* Direction:
Can you transcribe every entry word for word, skipping the images?

╔══

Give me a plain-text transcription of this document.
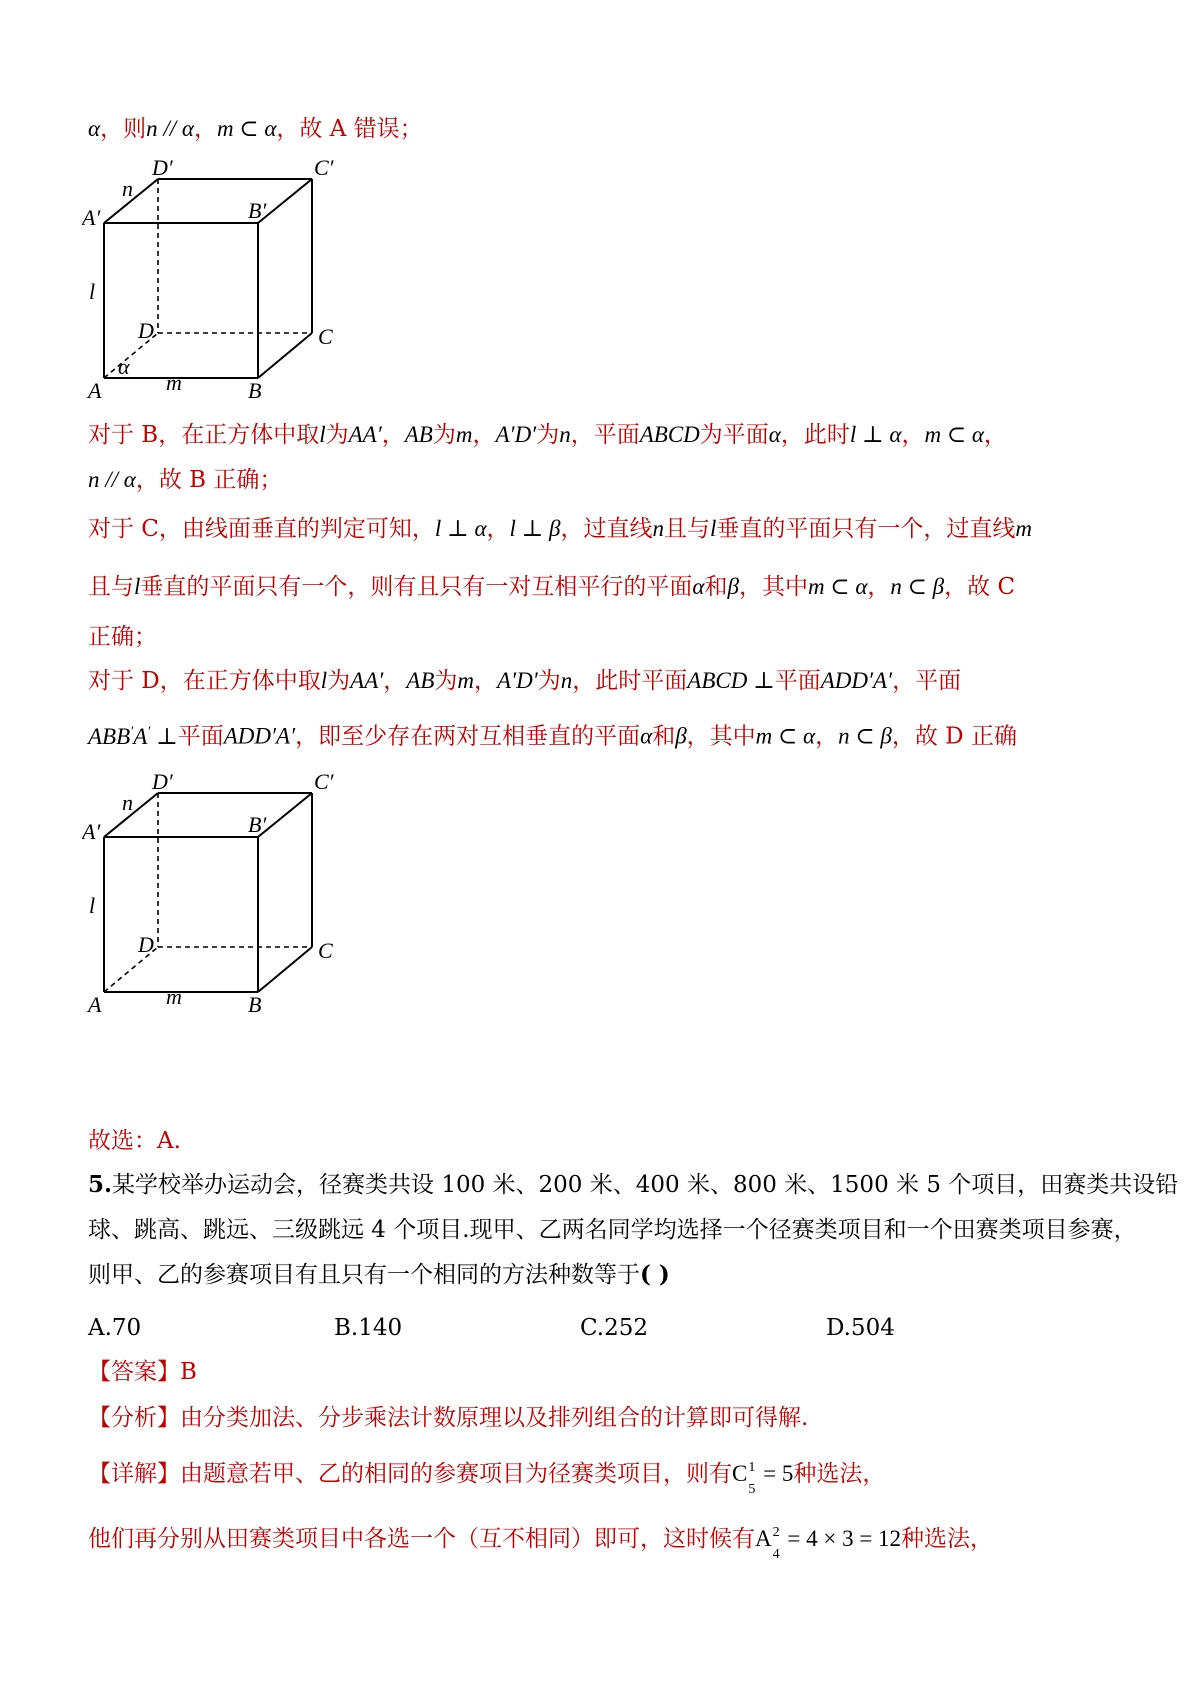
α，则n // α，m ⊂ α，故 A 错误；
D′	C′
n
A′	B′
l
D	C
A
α
m	B
对于 B，在正方体中取l为AA′，AB为m，A′D′为n，平面ABCD为平面α，此时l ⊥ α，m ⊂ α，
n // α，故 B 正确；
对于 C，由线面垂直的判定可知，l ⊥ α，l ⊥ β，过直线n且与l垂直的平面只有一个，过直线m
且与l垂直的平面只有一个，则有且只有一对互相平行的平面α和β，其中m ⊂ α，n ⊂ β，故 C
正确；
对于 D，在正方体中取l为AA′，AB为m，A′D′为n，此时平面ABCD ⊥平面ADD′A′，平面
ABB′A′ ⊥平面ADD′A′，即至少存在两对互相垂直的平面α和β，其中m ⊂ α，n ⊂ β，故 D 正确
D′	C′
n
A′	B′
l
D	C
A	m	B
故选：A.
5.某学校举办运动会，径赛类共设 100 米、200 米、400 米、800 米、1500 米 5 个项目，田赛类共设铅
球、跳高、跳远、三级跳远 4 个项目.现甲、乙两名同学均选择一个径赛类项目和一个田赛类项目参赛，
则甲、乙的参赛项目有且只有一个相同的方法种数等于( )
A.70	B.140	C.252	D.504
【答案】B
【分析】由分类加法、分步乘法计数原理以及排列组合的计算即可得解.
【详解】由题意若甲、乙的相同的参赛项目为径赛类项目，则有C 1
5
= 5种选法，
他们再分别从田赛类项目中各选一个（互不相同）即可，这时候有A 2
4
= 4 × 3 = 12种选法，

╚══

* Written reply:
Give me a plain-text transcription of this document.
α，则n // α，m ⊂ α，故 A 错误；
D′	C′
n
A′	B′
l
D	C
A
α
m	B
对于 B，在正方体中取l为AA′，AB为m，A′D′为n，平面ABCD为平面α，此时l ⊥ α，m ⊂ α，
n // α，故 B 正确；
对于 C，由线面垂直的判定可知，l ⊥ α，l ⊥ β，过直线n且与l垂直的平面只有一个，过直线m
且与l垂直的平面只有一个，则有且只有一对互相平行的平面α和β，其中m ⊂ α，n ⊂ β，故 C
正确；
对于 D，在正方体中取l为AA′，AB为m，A′D′为n，此时平面ABCD ⊥平面ADD′A′，平面
ABB′A′ ⊥平面ADD′A′，即至少存在两对互相垂直的平面α和β，其中m ⊂ α，n ⊂ β，故 D 正确
D′	C′
n
A′	B′
l
D	C
A	m	B
故选：A.
5.某学校举办运动会，径赛类共设 100 米、200 米、400 米、800 米、1500 米 5 个项目，田赛类共设铅
球、跳高、跳远、三级跳远 4 个项目.现甲、乙两名同学均选择一个径赛类项目和一个田赛类项目参赛，
则甲、乙的参赛项目有且只有一个相同的方法种数等于( )
A.70	B.140	C.252	D.504
【答案】B
【分析】由分类加法、分步乘法计数原理以及排列组合的计算即可得解.
【详解】由题意若甲、乙的相同的参赛项目为径赛类项目，则有C 1
5
= 5种选法，
他们再分别从田赛类项目中各选一个（互不相同）即可，这时候有A 2
4
= 4 × 3 = 12种选法，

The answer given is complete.